Your instructions>
Transcribe each entry below exactly. Pictures do not go in the copy.

# Start of Material shown

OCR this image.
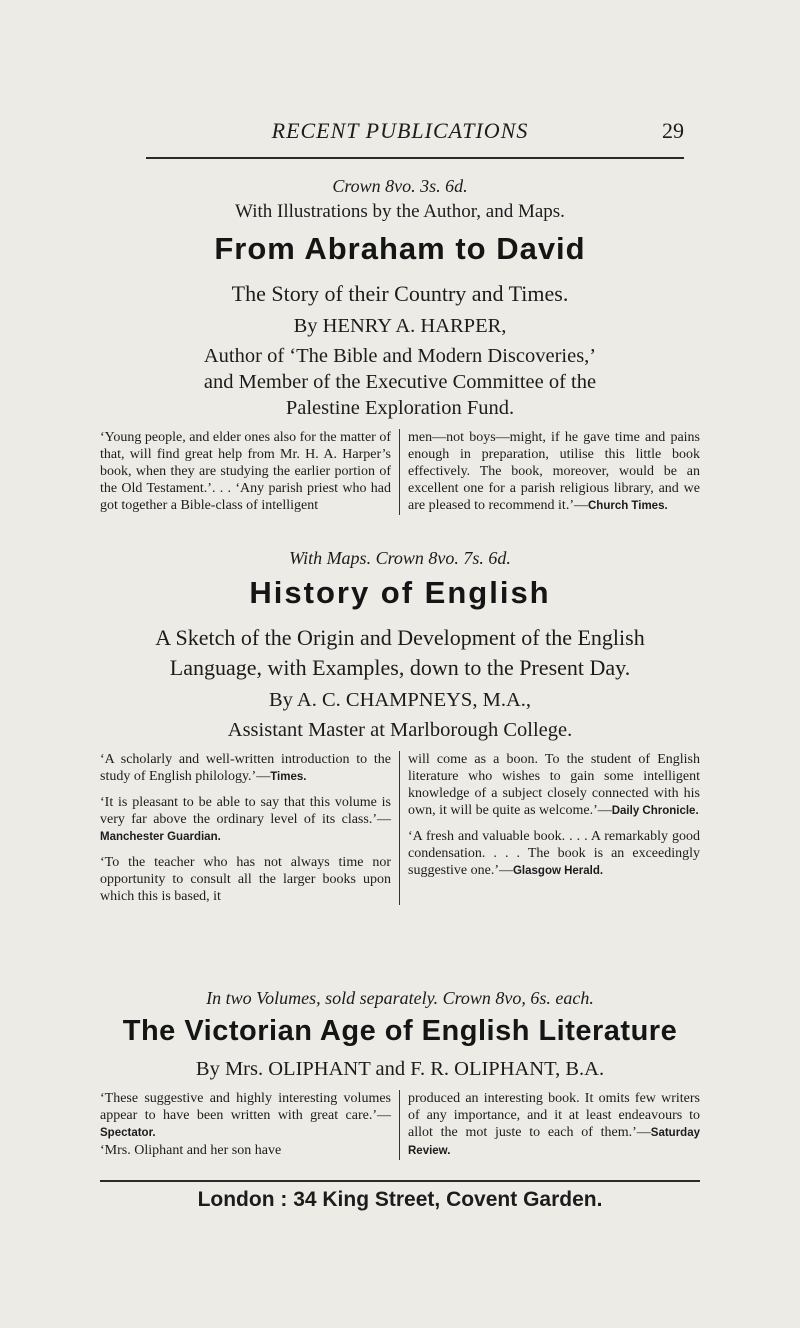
RECENT PUBLICATIONS	29
Crown 8vo. 3s. 6d.
With Illustrations by the Author, and Maps.
From Abraham to David
The Story of their Country and Times.
By HENRY A. HARPER,
Author of ‘The Bible and Modern Discoveries,’
and Member of the Executive Committee of the
Palestine Exploration Fund.
‘Young people, and elder ones also for the matter of that, will find great help from Mr. H. A. Harper’s book, when they are studying the earlier portion of the Old Testament.’. . . ‘Any parish priest who had got together a Bible-class of intelligent
men—not boys—might, if he gave time and pains enough in preparation, utilise this little book effectively. The book, moreover, would be an excellent one for a parish religious library, and we are pleased to recommend it.’—Church Times.
With Maps. Crown 8vo. 7s. 6d.
History of English
A Sketch of the Origin and Development of the English
Language, with Examples, down to the Present Day.
By A. C. CHAMPNEYS, M.A.,
Assistant Master at Marlborough College.

‘A scholarly and well-written introduction to the study of English philology.’—Times.

‘It is pleasant to be able to say that this volume is very far above the ordinary level of its class.’—Manchester Guardian.

‘To the teacher who has not always time nor opportunity to consult all the larger books upon which this is based, it

will come as a boon. To the student of English literature who wishes to gain some intelligent knowledge of a subject closely connected with his own, it will be quite as welcome.’—Daily Chronicle.

‘A fresh and valuable book. . . . A remarkably good condensation. . . . The book is an exceedingly suggestive one.’—Glasgow Herald.

In two Volumes, sold separately. Crown 8vo, 6s. each.
The Victorian Age of English Literature
By Mrs. OLIPHANT and F. R. OLIPHANT, B.A.

‘These suggestive and highly interesting volumes appear to have been written with great care.’—Spectator.

‘Mrs. Oliphant and her son have

produced an interesting book. It omits few writers of any importance, and it at least endeavours to allot the mot juste to each of them.’—Saturday Review.

London : 34 King Street, Covent Garden.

# End of Material shown

Solved exercise>
OCR this image.
RECENT PUBLICATIONS	29
Crown 8vo. 3s. 6d.
With Illustrations by the Author, and Maps.
From Abraham to David
The Story of their Country and Times.
By HENRY A. HARPER,
Author of ‘The Bible and Modern Discoveries,’
and Member of the Executive Committee of the
Palestine Exploration Fund.
‘Young people, and elder ones also for the matter of that, will find great help from Mr. H. A. Harper’s book, when they are studying the earlier portion of the Old Testament.’. . . ‘Any parish priest who had got together a Bible-class of intelligent
men—not boys—might, if he gave time and pains enough in preparation, utilise this little book effectively. The book, moreover, would be an excellent one for a parish religious library, and we are pleased to recommend it.’—Church Times.
With Maps. Crown 8vo. 7s. 6d.
History of English
A Sketch of the Origin and Development of the English
Language, with Examples, down to the Present Day.
By A. C. CHAMPNEYS, M.A.,
Assistant Master at Marlborough College.

‘A scholarly and well-written introduction to the study of English philology.’—Times.

‘It is pleasant to be able to say that this volume is very far above the ordinary level of its class.’—Manchester Guardian.

‘To the teacher who has not always time nor opportunity to consult all the larger books upon which this is based, it

will come as a boon. To the student of English literature who wishes to gain some intelligent knowledge of a subject closely connected with his own, it will be quite as welcome.’—Daily Chronicle.

‘A fresh and valuable book. . . . A remarkably good condensation. . . . The book is an exceedingly suggestive one.’—Glasgow Herald.

In two Volumes, sold separately. Crown 8vo, 6s. each.
The Victorian Age of English Literature
By Mrs. OLIPHANT and F. R. OLIPHANT, B.A.

‘These suggestive and highly interesting volumes appear to have been written with great care.’—Spectator.

‘Mrs. Oliphant and her son have

produced an interesting book. It omits few writers of any importance, and it at least endeavours to allot the mot juste to each of them.’—Saturday Review.

London : 34 King Street, Covent Garden.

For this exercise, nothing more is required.